• **Gegebene Anweisung 1**:
Formatiere die Zeilen der Auflistung als nummerierte Liste ohne Leerzeilen, beginnend am Anfang der Auflistung und endend mit der Zeile, die „svg-text:27 Dec 2019: 27“ enthält, wobei beide Enden dazugehören.

Hot Dance Music

Duke Ellington und der Jungle Style

 

Edward Kennedy "Duke" Ellington (1899-1974) gilt zweifellos als einer der größten und genialsten Jazz-Komponisten und Bandleader des 20. Jahrhunderts.

Aufgewachsen in bürgerlichen Verhältnissen ging er 1922 mit ein paar Freunden nach New York und wagte den Weg ins Showgeschäft - eine der wenigen Möglichkeiten für Schwarze dieser Zeit, in Amerika Geld und Ruhm zu erlangen. Jedoch erst beim zweiten Anlauf konnte er sich mit seiner Truppe "The Washingtonians" mit Engagements in Clubs wie dem Kentucky Club über Wasser halten.

• **Gegebene Anweisung 2**:
Schreib aus dem Text über Duke Ellington den Abschnitt wörtlich ab, beginnend bei „Aufgewachsen in bürgerlichen“ und endend bei „über Wasser halten.“.

• **Auflistung zur Aufgabe**:
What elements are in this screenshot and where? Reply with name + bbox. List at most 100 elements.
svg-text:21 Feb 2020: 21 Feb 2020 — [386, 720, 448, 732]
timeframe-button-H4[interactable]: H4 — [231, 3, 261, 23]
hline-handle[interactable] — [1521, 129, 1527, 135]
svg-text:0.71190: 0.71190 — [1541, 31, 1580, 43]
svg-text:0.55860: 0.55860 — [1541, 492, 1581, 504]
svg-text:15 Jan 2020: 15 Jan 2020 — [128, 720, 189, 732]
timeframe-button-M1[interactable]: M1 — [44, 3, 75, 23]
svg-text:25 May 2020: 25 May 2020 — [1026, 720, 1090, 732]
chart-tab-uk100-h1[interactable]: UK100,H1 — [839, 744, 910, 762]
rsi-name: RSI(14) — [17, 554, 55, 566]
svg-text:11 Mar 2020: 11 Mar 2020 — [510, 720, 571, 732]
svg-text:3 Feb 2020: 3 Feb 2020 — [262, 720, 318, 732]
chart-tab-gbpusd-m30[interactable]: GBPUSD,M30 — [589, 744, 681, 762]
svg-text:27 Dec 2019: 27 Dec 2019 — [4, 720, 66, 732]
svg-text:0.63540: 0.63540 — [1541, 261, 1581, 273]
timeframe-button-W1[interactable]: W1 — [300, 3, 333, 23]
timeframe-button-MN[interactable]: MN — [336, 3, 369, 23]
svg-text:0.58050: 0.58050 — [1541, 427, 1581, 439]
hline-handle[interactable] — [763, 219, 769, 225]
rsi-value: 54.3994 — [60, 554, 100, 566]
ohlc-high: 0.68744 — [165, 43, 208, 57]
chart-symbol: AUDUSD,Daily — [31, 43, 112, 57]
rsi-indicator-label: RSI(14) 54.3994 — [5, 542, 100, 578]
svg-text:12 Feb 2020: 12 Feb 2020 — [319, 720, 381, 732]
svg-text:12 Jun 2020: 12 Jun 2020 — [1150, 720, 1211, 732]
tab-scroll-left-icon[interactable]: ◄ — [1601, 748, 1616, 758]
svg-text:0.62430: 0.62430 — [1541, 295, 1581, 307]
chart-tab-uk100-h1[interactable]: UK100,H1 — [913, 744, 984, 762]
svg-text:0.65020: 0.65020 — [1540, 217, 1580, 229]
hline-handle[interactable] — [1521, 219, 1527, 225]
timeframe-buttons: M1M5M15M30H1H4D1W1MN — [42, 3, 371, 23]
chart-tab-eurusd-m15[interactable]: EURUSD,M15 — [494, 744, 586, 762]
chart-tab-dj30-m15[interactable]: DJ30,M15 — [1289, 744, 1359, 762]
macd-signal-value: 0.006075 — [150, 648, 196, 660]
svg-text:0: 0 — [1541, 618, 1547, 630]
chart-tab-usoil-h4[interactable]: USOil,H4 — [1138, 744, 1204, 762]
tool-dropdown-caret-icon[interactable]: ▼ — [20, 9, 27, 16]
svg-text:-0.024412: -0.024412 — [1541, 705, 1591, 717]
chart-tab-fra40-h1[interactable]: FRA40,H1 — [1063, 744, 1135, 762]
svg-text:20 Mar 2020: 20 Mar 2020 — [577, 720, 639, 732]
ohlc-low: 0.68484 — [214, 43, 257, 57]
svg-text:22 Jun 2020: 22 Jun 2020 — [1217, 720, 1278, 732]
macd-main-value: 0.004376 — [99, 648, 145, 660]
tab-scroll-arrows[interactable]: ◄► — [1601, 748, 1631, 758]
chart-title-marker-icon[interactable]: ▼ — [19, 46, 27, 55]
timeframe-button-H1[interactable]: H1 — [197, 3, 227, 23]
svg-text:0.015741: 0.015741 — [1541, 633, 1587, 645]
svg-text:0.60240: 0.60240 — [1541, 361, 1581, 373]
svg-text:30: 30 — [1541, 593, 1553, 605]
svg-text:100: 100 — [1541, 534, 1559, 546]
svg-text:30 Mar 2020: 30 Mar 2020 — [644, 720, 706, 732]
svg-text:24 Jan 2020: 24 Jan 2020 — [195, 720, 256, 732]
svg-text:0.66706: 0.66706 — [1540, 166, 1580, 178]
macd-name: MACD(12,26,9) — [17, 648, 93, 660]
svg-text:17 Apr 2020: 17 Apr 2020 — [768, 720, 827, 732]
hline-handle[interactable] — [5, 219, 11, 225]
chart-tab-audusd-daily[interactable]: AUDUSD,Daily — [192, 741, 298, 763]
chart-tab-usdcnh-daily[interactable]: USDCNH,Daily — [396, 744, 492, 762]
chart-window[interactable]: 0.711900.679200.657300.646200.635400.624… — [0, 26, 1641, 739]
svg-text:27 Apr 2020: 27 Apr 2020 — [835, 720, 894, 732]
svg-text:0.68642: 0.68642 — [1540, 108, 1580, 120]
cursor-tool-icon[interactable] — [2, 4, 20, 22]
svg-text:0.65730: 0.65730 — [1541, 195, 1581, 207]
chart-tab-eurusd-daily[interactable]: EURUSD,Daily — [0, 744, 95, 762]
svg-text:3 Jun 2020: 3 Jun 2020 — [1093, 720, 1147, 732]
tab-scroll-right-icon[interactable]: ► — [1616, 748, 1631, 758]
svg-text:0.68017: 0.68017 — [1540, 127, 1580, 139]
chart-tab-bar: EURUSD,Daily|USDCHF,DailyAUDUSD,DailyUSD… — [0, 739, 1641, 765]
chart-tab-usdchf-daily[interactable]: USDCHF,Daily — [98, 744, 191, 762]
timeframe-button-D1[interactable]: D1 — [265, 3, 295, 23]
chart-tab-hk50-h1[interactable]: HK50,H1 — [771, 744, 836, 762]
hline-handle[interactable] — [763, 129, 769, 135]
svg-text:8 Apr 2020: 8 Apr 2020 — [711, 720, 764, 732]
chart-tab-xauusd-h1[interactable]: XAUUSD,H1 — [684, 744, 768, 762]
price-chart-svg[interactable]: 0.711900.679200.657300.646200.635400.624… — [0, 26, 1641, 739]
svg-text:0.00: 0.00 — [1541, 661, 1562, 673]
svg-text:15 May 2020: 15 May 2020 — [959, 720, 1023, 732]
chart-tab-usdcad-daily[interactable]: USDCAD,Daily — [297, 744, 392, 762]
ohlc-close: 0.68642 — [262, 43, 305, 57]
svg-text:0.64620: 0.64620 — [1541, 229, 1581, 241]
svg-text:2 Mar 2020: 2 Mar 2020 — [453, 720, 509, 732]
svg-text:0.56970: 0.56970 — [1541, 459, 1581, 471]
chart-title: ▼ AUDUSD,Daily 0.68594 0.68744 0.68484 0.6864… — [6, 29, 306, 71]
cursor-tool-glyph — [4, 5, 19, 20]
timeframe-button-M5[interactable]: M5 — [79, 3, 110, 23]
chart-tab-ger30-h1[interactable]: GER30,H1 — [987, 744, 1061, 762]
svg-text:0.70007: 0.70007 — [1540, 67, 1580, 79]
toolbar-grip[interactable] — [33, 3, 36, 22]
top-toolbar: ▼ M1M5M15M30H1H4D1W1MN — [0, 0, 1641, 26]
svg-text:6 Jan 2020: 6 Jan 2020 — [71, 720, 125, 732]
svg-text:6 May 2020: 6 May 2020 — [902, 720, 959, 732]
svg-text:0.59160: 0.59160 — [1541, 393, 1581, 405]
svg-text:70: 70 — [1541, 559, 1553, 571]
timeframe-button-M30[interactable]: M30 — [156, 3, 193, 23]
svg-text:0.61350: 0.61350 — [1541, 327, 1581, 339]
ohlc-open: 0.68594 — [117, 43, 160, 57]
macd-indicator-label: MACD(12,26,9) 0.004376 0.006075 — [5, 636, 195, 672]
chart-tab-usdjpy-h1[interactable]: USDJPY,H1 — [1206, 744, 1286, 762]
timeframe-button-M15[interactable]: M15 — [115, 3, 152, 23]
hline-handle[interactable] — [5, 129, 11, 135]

• **Lösung der Aufgabe 1**:
1. What elements are in this screenshot and where? Reply with name + bbox. List at most 100 elements.
2. svg-text:21 Feb 2020: 21 Feb 2020 — [386, 720, 448, 732]
3. timeframe-button-H4[interactable]: H4 — [231, 3, 261, 23]
4. hline-handle[interactable] — [1521, 129, 1527, 135]
5. svg-text:0.71190: 0.71190 — [1541, 31, 1580, 43]
6. svg-text:0.55860: 0.55860 — [1541, 492, 1581, 504]
7. svg-text:15 Jan 2020: 15 Jan 2020 — [128, 720, 189, 732]
8. timeframe-button-M1[interactable]: M1 — [44, 3, 75, 23]
9. svg-text:25 May 2020: 25 May 2020 — [1026, 720, 1090, 732]
10. chart-tab-uk100-h1[interactable]: UK100,H1 — [839, 744, 910, 762]
11. rsi-name: RSI(14) — [17, 554, 55, 566]
12. svg-text:11 Mar 2020: 11 Mar 2020 — [510, 720, 571, 732]
13. svg-text:3 Feb 2020: 3 Feb 2020 — [262, 720, 318, 732]
14. chart-tab-gbpusd-m30[interactable]: GBPUSD,M30 — [589, 744, 681, 762]
15. svg-text:27 Dec 2019: 27 Dec 2019 — [4, 720, 66, 732]

• **Lösung der Aufgabe 2**:
Aufgewachsen in bürgerlichen Verhältnissen ging er 1922 mit ein paar Freunden nach New York und wagte den Weg ins Showgeschäft - eine der wenigen Möglichkeiten für Schwarze dieser Zeit, in Amerika Geld und Ruhm zu erlangen. Jedoch erst beim zweiten Anlauf konnte er sich mit seiner Truppe "The Washingtonians" mit Engagements in Clubs wie dem Kentucky Club über Wasser halten.